Work to do:
Copy the listing verbatim, excluding any images found in it.

---------- Record extracts

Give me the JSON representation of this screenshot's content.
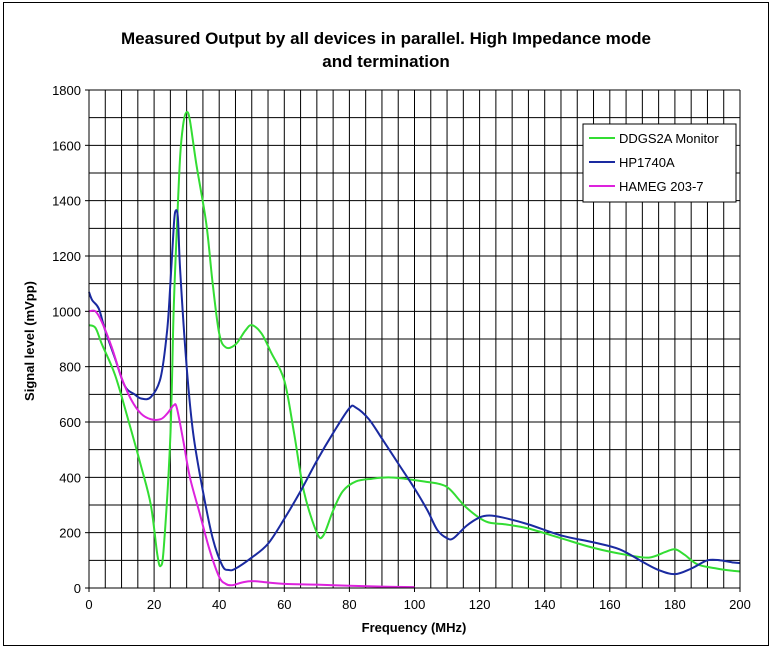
{
  "chart_data": {
    "type": "line",
    "title_line1": "Measured Output by all devices in parallel. High Impedance mode",
    "title_line2": "and termination",
    "xlabel": "Frequency (MHz)",
    "ylabel": "Signal level (mVpp)",
    "xlim": [
      0,
      200
    ],
    "ylim": [
      0,
      1800
    ],
    "xticks": [
      0,
      20,
      40,
      60,
      80,
      100,
      120,
      140,
      160,
      180,
      200
    ],
    "yticks": [
      0,
      200,
      400,
      600,
      800,
      1000,
      1200,
      1400,
      1600,
      1800
    ],
    "grid": true,
    "legend_position": "top-right",
    "series": [
      {
        "name": "DDGS2A Monitor",
        "color": "#33dd33",
        "points": [
          [
            0,
            950
          ],
          [
            2,
            940
          ],
          [
            4,
            880
          ],
          [
            8,
            770
          ],
          [
            12,
            610
          ],
          [
            16,
            440
          ],
          [
            19,
            300
          ],
          [
            21,
            120
          ],
          [
            22,
            80
          ],
          [
            23,
            150
          ],
          [
            25,
            550
          ],
          [
            26,
            1000
          ],
          [
            27,
            1300
          ],
          [
            28,
            1560
          ],
          [
            29,
            1680
          ],
          [
            30,
            1720
          ],
          [
            31,
            1690
          ],
          [
            33,
            1530
          ],
          [
            36,
            1320
          ],
          [
            38,
            1100
          ],
          [
            40,
            920
          ],
          [
            42,
            870
          ],
          [
            45,
            880
          ],
          [
            48,
            930
          ],
          [
            50,
            950
          ],
          [
            53,
            920
          ],
          [
            56,
            850
          ],
          [
            60,
            750
          ],
          [
            63,
            560
          ],
          [
            66,
            350
          ],
          [
            70,
            200
          ],
          [
            72,
            190
          ],
          [
            75,
            280
          ],
          [
            78,
            350
          ],
          [
            82,
            385
          ],
          [
            87,
            395
          ],
          [
            92,
            400
          ],
          [
            97,
            395
          ],
          [
            103,
            385
          ],
          [
            108,
            375
          ],
          [
            111,
            355
          ],
          [
            116,
            290
          ],
          [
            122,
            240
          ],
          [
            128,
            230
          ],
          [
            135,
            215
          ],
          [
            145,
            180
          ],
          [
            155,
            145
          ],
          [
            165,
            120
          ],
          [
            172,
            110
          ],
          [
            177,
            130
          ],
          [
            180,
            140
          ],
          [
            183,
            120
          ],
          [
            187,
            85
          ],
          [
            193,
            70
          ],
          [
            198,
            62
          ],
          [
            200,
            60
          ]
        ]
      },
      {
        "name": "HP1740A",
        "color": "#1a2aa0",
        "points": [
          [
            0,
            1070
          ],
          [
            1,
            1040
          ],
          [
            3,
            1010
          ],
          [
            5,
            930
          ],
          [
            8,
            830
          ],
          [
            11,
            730
          ],
          [
            14,
            700
          ],
          [
            16,
            685
          ],
          [
            19,
            690
          ],
          [
            22,
            760
          ],
          [
            24,
            930
          ],
          [
            25,
            1100
          ],
          [
            26,
            1300
          ],
          [
            26.5,
            1360
          ],
          [
            27.3,
            1340
          ],
          [
            28,
            1150
          ],
          [
            30,
            800
          ],
          [
            32,
            560
          ],
          [
            35,
            350
          ],
          [
            38,
            180
          ],
          [
            41,
            80
          ],
          [
            43,
            65
          ],
          [
            45,
            70
          ],
          [
            50,
            110
          ],
          [
            55,
            160
          ],
          [
            60,
            250
          ],
          [
            65,
            350
          ],
          [
            70,
            460
          ],
          [
            75,
            560
          ],
          [
            80,
            650
          ],
          [
            82,
            652
          ],
          [
            86,
            610
          ],
          [
            90,
            540
          ],
          [
            95,
            450
          ],
          [
            100,
            360
          ],
          [
            104,
            280
          ],
          [
            107,
            210
          ],
          [
            110,
            180
          ],
          [
            112,
            180
          ],
          [
            116,
            225
          ],
          [
            120,
            255
          ],
          [
            123,
            262
          ],
          [
            127,
            255
          ],
          [
            135,
            230
          ],
          [
            145,
            190
          ],
          [
            155,
            165
          ],
          [
            163,
            140
          ],
          [
            170,
            95
          ],
          [
            175,
            65
          ],
          [
            180,
            50
          ],
          [
            185,
            70
          ],
          [
            190,
            100
          ],
          [
            194,
            100
          ],
          [
            198,
            92
          ],
          [
            200,
            90
          ]
        ]
      },
      {
        "name": "HAMEG 203-7",
        "color": "#dd22dd",
        "points": [
          [
            0,
            1000
          ],
          [
            2,
            1000
          ],
          [
            4,
            960
          ],
          [
            7,
            870
          ],
          [
            10,
            760
          ],
          [
            13,
            680
          ],
          [
            16,
            630
          ],
          [
            19,
            610
          ],
          [
            22,
            610
          ],
          [
            24,
            630
          ],
          [
            26,
            660
          ],
          [
            27,
            650
          ],
          [
            29,
            530
          ],
          [
            31,
            400
          ],
          [
            34,
            270
          ],
          [
            37,
            140
          ],
          [
            40,
            40
          ],
          [
            42,
            15
          ],
          [
            44,
            10
          ],
          [
            47,
            20
          ],
          [
            50,
            25
          ],
          [
            55,
            20
          ],
          [
            60,
            15
          ],
          [
            70,
            12
          ],
          [
            80,
            8
          ],
          [
            90,
            5
          ],
          [
            100,
            3
          ]
        ]
      }
    ]
  }
}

--------------------

Solved problem:
Give me the JSON representation of this screenshot's content.
{
  "chart_data": {
    "type": "line",
    "title_line1": "Measured Output by all devices in parallel. High Impedance mode",
    "title_line2": "and termination",
    "xlabel": "Frequency (MHz)",
    "ylabel": "Signal level (mVpp)",
    "xlim": [
      0,
      200
    ],
    "ylim": [
      0,
      1800
    ],
    "xticks": [
      0,
      20,
      40,
      60,
      80,
      100,
      120,
      140,
      160,
      180,
      200
    ],
    "yticks": [
      0,
      200,
      400,
      600,
      800,
      1000,
      1200,
      1400,
      1600,
      1800
    ],
    "grid": true,
    "legend_position": "top-right",
    "series": [
      {
        "name": "DDGS2A Monitor",
        "color": "#33dd33",
        "points": [
          [
            0,
            950
          ],
          [
            2,
            940
          ],
          [
            4,
            880
          ],
          [
            8,
            770
          ],
          [
            12,
            610
          ],
          [
            16,
            440
          ],
          [
            19,
            300
          ],
          [
            21,
            120
          ],
          [
            22,
            80
          ],
          [
            23,
            150
          ],
          [
            25,
            550
          ],
          [
            26,
            1000
          ],
          [
            27,
            1300
          ],
          [
            28,
            1560
          ],
          [
            29,
            1680
          ],
          [
            30,
            1720
          ],
          [
            31,
            1690
          ],
          [
            33,
            1530
          ],
          [
            36,
            1320
          ],
          [
            38,
            1100
          ],
          [
            40,
            920
          ],
          [
            42,
            870
          ],
          [
            45,
            880
          ],
          [
            48,
            930
          ],
          [
            50,
            950
          ],
          [
            53,
            920
          ],
          [
            56,
            850
          ],
          [
            60,
            750
          ],
          [
            63,
            560
          ],
          [
            66,
            350
          ],
          [
            70,
            200
          ],
          [
            72,
            190
          ],
          [
            75,
            280
          ],
          [
            78,
            350
          ],
          [
            82,
            385
          ],
          [
            87,
            395
          ],
          [
            92,
            400
          ],
          [
            97,
            395
          ],
          [
            103,
            385
          ],
          [
            108,
            375
          ],
          [
            111,
            355
          ],
          [
            116,
            290
          ],
          [
            122,
            240
          ],
          [
            128,
            230
          ],
          [
            135,
            215
          ],
          [
            145,
            180
          ],
          [
            155,
            145
          ],
          [
            165,
            120
          ],
          [
            172,
            110
          ],
          [
            177,
            130
          ],
          [
            180,
            140
          ],
          [
            183,
            120
          ],
          [
            187,
            85
          ],
          [
            193,
            70
          ],
          [
            198,
            62
          ],
          [
            200,
            60
          ]
        ]
      },
      {
        "name": "HP1740A",
        "color": "#1a2aa0",
        "points": [
          [
            0,
            1070
          ],
          [
            1,
            1040
          ],
          [
            3,
            1010
          ],
          [
            5,
            930
          ],
          [
            8,
            830
          ],
          [
            11,
            730
          ],
          [
            14,
            700
          ],
          [
            16,
            685
          ],
          [
            19,
            690
          ],
          [
            22,
            760
          ],
          [
            24,
            930
          ],
          [
            25,
            1100
          ],
          [
            26,
            1300
          ],
          [
            26.5,
            1360
          ],
          [
            27.3,
            1340
          ],
          [
            28,
            1150
          ],
          [
            30,
            800
          ],
          [
            32,
            560
          ],
          [
            35,
            350
          ],
          [
            38,
            180
          ],
          [
            41,
            80
          ],
          [
            43,
            65
          ],
          [
            45,
            70
          ],
          [
            50,
            110
          ],
          [
            55,
            160
          ],
          [
            60,
            250
          ],
          [
            65,
            350
          ],
          [
            70,
            460
          ],
          [
            75,
            560
          ],
          [
            80,
            650
          ],
          [
            82,
            652
          ],
          [
            86,
            610
          ],
          [
            90,
            540
          ],
          [
            95,
            450
          ],
          [
            100,
            360
          ],
          [
            104,
            280
          ],
          [
            107,
            210
          ],
          [
            110,
            180
          ],
          [
            112,
            180
          ],
          [
            116,
            225
          ],
          [
            120,
            255
          ],
          [
            123,
            262
          ],
          [
            127,
            255
          ],
          [
            135,
            230
          ],
          [
            145,
            190
          ],
          [
            155,
            165
          ],
          [
            163,
            140
          ],
          [
            170,
            95
          ],
          [
            175,
            65
          ],
          [
            180,
            50
          ],
          [
            185,
            70
          ],
          [
            190,
            100
          ],
          [
            194,
            100
          ],
          [
            198,
            92
          ],
          [
            200,
            90
          ]
        ]
      },
      {
        "name": "HAMEG 203-7",
        "color": "#dd22dd",
        "points": [
          [
            0,
            1000
          ],
          [
            2,
            1000
          ],
          [
            4,
            960
          ],
          [
            7,
            870
          ],
          [
            10,
            760
          ],
          [
            13,
            680
          ],
          [
            16,
            630
          ],
          [
            19,
            610
          ],
          [
            22,
            610
          ],
          [
            24,
            630
          ],
          [
            26,
            660
          ],
          [
            27,
            650
          ],
          [
            29,
            530
          ],
          [
            31,
            400
          ],
          [
            34,
            270
          ],
          [
            37,
            140
          ],
          [
            40,
            40
          ],
          [
            42,
            15
          ],
          [
            44,
            10
          ],
          [
            47,
            20
          ],
          [
            50,
            25
          ],
          [
            55,
            20
          ],
          [
            60,
            15
          ],
          [
            70,
            12
          ],
          [
            80,
            8
          ],
          [
            90,
            5
          ],
          [
            100,
            3
          ]
        ]
      }
    ]
  }
}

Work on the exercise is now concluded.